Raw records
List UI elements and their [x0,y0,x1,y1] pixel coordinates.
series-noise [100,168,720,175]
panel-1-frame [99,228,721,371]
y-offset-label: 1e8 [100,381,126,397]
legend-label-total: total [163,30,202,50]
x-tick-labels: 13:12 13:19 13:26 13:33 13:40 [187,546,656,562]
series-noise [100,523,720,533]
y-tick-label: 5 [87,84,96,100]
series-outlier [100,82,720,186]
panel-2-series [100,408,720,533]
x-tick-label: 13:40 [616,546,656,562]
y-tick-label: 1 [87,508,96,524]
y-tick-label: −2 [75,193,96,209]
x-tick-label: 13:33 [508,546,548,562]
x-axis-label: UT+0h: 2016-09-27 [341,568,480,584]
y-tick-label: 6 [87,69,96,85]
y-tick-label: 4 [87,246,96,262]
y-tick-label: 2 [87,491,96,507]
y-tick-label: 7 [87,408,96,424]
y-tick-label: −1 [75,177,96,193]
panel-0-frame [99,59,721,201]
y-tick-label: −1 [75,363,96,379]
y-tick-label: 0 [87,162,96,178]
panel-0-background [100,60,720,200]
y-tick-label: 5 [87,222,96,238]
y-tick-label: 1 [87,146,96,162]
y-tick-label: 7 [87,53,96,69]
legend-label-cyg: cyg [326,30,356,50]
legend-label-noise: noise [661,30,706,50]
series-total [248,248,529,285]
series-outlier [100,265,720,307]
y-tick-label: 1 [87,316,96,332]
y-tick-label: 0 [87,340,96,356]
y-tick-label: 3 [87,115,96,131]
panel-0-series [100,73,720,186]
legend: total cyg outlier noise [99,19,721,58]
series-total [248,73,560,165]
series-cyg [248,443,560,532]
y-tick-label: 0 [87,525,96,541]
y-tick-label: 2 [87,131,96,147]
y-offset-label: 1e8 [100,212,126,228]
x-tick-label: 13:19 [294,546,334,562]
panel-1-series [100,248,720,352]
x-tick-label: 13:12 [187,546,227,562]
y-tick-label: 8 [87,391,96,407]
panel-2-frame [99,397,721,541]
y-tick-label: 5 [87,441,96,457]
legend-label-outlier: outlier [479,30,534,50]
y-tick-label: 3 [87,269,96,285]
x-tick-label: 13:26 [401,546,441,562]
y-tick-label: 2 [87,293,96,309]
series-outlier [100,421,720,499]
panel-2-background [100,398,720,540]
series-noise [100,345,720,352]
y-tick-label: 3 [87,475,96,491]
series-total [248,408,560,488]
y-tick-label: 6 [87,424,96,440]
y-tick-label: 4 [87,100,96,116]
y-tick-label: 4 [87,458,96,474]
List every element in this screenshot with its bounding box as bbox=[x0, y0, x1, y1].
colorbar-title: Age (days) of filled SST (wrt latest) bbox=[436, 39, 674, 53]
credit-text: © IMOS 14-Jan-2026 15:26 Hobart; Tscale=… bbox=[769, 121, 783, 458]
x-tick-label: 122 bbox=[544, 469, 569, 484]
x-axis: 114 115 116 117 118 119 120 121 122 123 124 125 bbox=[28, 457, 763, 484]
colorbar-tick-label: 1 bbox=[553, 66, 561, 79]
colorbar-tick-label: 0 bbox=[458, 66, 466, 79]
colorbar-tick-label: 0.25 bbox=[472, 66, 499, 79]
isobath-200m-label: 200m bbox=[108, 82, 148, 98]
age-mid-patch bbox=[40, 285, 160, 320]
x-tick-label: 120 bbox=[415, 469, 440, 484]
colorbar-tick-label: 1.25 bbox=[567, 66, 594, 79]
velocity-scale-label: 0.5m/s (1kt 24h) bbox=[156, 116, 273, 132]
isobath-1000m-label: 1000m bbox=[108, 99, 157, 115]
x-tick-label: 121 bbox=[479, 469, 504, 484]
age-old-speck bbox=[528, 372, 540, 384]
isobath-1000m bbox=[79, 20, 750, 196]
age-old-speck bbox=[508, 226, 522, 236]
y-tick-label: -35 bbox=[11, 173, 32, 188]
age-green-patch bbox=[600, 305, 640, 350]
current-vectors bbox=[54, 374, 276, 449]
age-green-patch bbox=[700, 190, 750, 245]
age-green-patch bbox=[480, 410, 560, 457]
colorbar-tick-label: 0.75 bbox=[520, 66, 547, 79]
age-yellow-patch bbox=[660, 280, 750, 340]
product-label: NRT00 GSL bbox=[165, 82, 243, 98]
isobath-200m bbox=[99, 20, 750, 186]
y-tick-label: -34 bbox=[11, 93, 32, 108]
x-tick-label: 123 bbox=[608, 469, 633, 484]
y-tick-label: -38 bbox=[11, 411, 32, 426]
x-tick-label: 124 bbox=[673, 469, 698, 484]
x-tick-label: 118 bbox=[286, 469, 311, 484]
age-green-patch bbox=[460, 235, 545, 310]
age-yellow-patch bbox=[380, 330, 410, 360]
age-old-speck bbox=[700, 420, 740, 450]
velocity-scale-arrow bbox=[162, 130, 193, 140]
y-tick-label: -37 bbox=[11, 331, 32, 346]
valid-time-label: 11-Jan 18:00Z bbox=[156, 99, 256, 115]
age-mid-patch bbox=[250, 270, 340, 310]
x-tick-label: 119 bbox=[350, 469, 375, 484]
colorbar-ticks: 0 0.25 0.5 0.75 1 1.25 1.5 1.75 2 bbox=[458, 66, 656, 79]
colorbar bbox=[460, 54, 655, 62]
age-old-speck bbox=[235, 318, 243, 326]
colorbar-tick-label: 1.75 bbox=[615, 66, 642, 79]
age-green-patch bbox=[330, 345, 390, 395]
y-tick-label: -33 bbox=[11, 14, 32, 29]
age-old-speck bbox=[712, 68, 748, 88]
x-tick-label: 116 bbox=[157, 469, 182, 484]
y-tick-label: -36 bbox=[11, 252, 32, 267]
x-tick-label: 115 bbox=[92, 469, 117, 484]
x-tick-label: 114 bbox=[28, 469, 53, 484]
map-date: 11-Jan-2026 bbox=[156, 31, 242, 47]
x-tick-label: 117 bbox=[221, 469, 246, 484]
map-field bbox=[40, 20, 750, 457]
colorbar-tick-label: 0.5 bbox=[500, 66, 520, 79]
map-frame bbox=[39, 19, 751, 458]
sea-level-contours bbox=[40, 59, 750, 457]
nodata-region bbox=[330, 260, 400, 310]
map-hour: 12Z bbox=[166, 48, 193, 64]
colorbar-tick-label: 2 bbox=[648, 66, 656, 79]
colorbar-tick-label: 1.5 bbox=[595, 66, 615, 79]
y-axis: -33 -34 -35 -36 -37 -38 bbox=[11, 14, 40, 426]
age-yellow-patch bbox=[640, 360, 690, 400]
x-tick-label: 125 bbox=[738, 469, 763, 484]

Given instruction
Update the material by changing every occurrence of "y-tick-label" to "y-axis-tick", leaving all other text unchanged.

Exercise response
List UI elements and their [x0,y0,x1,y1] pixel coordinates.
series-noise [100,168,720,175]
panel-1-frame [99,228,721,371]
y-offset-label: 1e8 [100,381,126,397]
legend-label-total: total [163,30,202,50]
x-tick-labels: 13:12 13:19 13:26 13:33 13:40 [187,546,656,562]
series-noise [100,523,720,533]
y-axis-tick: 5 [87,84,96,100]
series-outlier [100,82,720,186]
panel-2-series [100,408,720,533]
x-tick-label: 13:40 [616,546,656,562]
y-axis-tick: 1 [87,508,96,524]
y-axis-tick: −2 [75,193,96,209]
x-tick-label: 13:33 [508,546,548,562]
x-axis-label: UT+0h: 2016-09-27 [341,568,480,584]
y-axis-tick: 6 [87,69,96,85]
y-axis-tick: 4 [87,246,96,262]
y-axis-tick: 2 [87,491,96,507]
y-axis-tick: 7 [87,408,96,424]
y-axis-tick: −1 [75,177,96,193]
panel-0-frame [99,59,721,201]
y-axis-tick: −1 [75,363,96,379]
y-axis-tick: 0 [87,162,96,178]
panel-0-background [100,60,720,200]
y-axis-tick: 5 [87,222,96,238]
y-axis-tick: 1 [87,146,96,162]
y-axis-tick: 7 [87,53,96,69]
legend-label-cyg: cyg [326,30,356,50]
legend-label-noise: noise [661,30,706,50]
series-total [248,248,529,285]
series-outlier [100,265,720,307]
y-axis-tick: 1 [87,316,96,332]
y-axis-tick: 0 [87,340,96,356]
y-axis-tick: 3 [87,115,96,131]
panel-0-series [100,73,720,186]
legend: total cyg outlier noise [99,19,721,58]
series-total [248,73,560,165]
series-cyg [248,443,560,532]
y-axis-tick: 0 [87,525,96,541]
y-axis-tick: 2 [87,131,96,147]
y-offset-label: 1e8 [100,212,126,228]
x-tick-label: 13:19 [294,546,334,562]
panel-1-series [100,248,720,352]
x-tick-label: 13:12 [187,546,227,562]
y-axis-tick: 8 [87,391,96,407]
panel-2-frame [99,397,721,541]
y-axis-tick: 5 [87,441,96,457]
legend-label-outlier: outlier [479,30,534,50]
y-axis-tick: 3 [87,269,96,285]
x-tick-label: 13:26 [401,546,441,562]
y-axis-tick: 2 [87,293,96,309]
series-outlier [100,421,720,499]
panel-2-background [100,398,720,540]
series-noise [100,345,720,352]
y-axis-tick: 3 [87,475,96,491]
series-total [248,408,560,488]
y-axis-tick: 6 [87,424,96,440]
y-axis-tick: 4 [87,100,96,116]
y-axis-tick: 4 [87,458,96,474]
List every element in this screenshot with its bounding box as bbox=[x0, y0, x1, y1].
colorbar-title: Age (days) of filled SST (wrt latest) bbox=[436, 39, 674, 53]
credit-text: © IMOS 14-Jan-2026 15:26 Hobart; Tscale=… bbox=[769, 121, 783, 458]
x-tick-label: 122 bbox=[544, 469, 569, 484]
x-axis: 114 115 116 117 118 119 120 121 122 123 124 125 bbox=[28, 457, 763, 484]
colorbar-tick-label: 1 bbox=[553, 66, 561, 79]
colorbar-tick-label: 0 bbox=[458, 66, 466, 79]
colorbar-tick-label: 0.25 bbox=[472, 66, 499, 79]
isobath-200m-label: 200m bbox=[108, 82, 148, 98]
age-mid-patch bbox=[40, 285, 160, 320]
x-tick-label: 120 bbox=[415, 469, 440, 484]
colorbar-tick-label: 1.25 bbox=[567, 66, 594, 79]
velocity-scale-label: 0.5m/s (1kt 24h) bbox=[156, 116, 273, 132]
isobath-1000m-label: 1000m bbox=[108, 99, 157, 115]
x-tick-label: 121 bbox=[479, 469, 504, 484]
age-old-speck bbox=[528, 372, 540, 384]
isobath-1000m bbox=[79, 20, 750, 196]
age-old-speck bbox=[508, 226, 522, 236]
y-axis-tick: -35 bbox=[11, 173, 32, 188]
age-green-patch bbox=[600, 305, 640, 350]
current-vectors bbox=[54, 374, 276, 449]
age-green-patch bbox=[700, 190, 750, 245]
age-green-patch bbox=[480, 410, 560, 457]
colorbar-tick-label: 0.75 bbox=[520, 66, 547, 79]
age-yellow-patch bbox=[660, 280, 750, 340]
product-label: NRT00 GSL bbox=[165, 82, 243, 98]
isobath-200m bbox=[99, 20, 750, 186]
y-axis-tick: -34 bbox=[11, 93, 32, 108]
x-tick-label: 123 bbox=[608, 469, 633, 484]
y-axis-tick: -38 bbox=[11, 411, 32, 426]
x-tick-label: 124 bbox=[673, 469, 698, 484]
x-tick-label: 118 bbox=[286, 469, 311, 484]
age-green-patch bbox=[460, 235, 545, 310]
age-yellow-patch bbox=[380, 330, 410, 360]
age-old-speck bbox=[700, 420, 740, 450]
velocity-scale-arrow bbox=[162, 130, 193, 140]
y-axis-tick: -37 bbox=[11, 331, 32, 346]
valid-time-label: 11-Jan 18:00Z bbox=[156, 99, 256, 115]
age-mid-patch bbox=[250, 270, 340, 310]
x-tick-label: 119 bbox=[350, 469, 375, 484]
colorbar-ticks: 0 0.25 0.5 0.75 1 1.25 1.5 1.75 2 bbox=[458, 66, 656, 79]
colorbar bbox=[460, 54, 655, 62]
age-old-speck bbox=[235, 318, 243, 326]
colorbar-tick-label: 1.75 bbox=[615, 66, 642, 79]
age-green-patch bbox=[330, 345, 390, 395]
y-axis-tick: -33 bbox=[11, 14, 32, 29]
age-old-speck bbox=[712, 68, 748, 88]
x-tick-label: 116 bbox=[157, 469, 182, 484]
y-axis-tick: -36 bbox=[11, 252, 32, 267]
x-tick-label: 115 bbox=[92, 469, 117, 484]
x-tick-label: 114 bbox=[28, 469, 53, 484]
map-date: 11-Jan-2026 bbox=[156, 31, 242, 47]
x-tick-label: 117 bbox=[221, 469, 246, 484]
map-field bbox=[40, 20, 750, 457]
colorbar-tick-label: 0.5 bbox=[500, 66, 520, 79]
map-frame bbox=[39, 19, 751, 458]
sea-level-contours bbox=[40, 59, 750, 457]
nodata-region bbox=[330, 260, 400, 310]
map-hour: 12Z bbox=[166, 48, 193, 64]
colorbar-tick-label: 2 bbox=[648, 66, 656, 79]
colorbar-tick-label: 1.5 bbox=[595, 66, 615, 79]
y-axis: -33 -34 -35 -36 -37 -38 bbox=[11, 14, 40, 426]
age-yellow-patch bbox=[640, 360, 690, 400]
x-tick-label: 125 bbox=[738, 469, 763, 484]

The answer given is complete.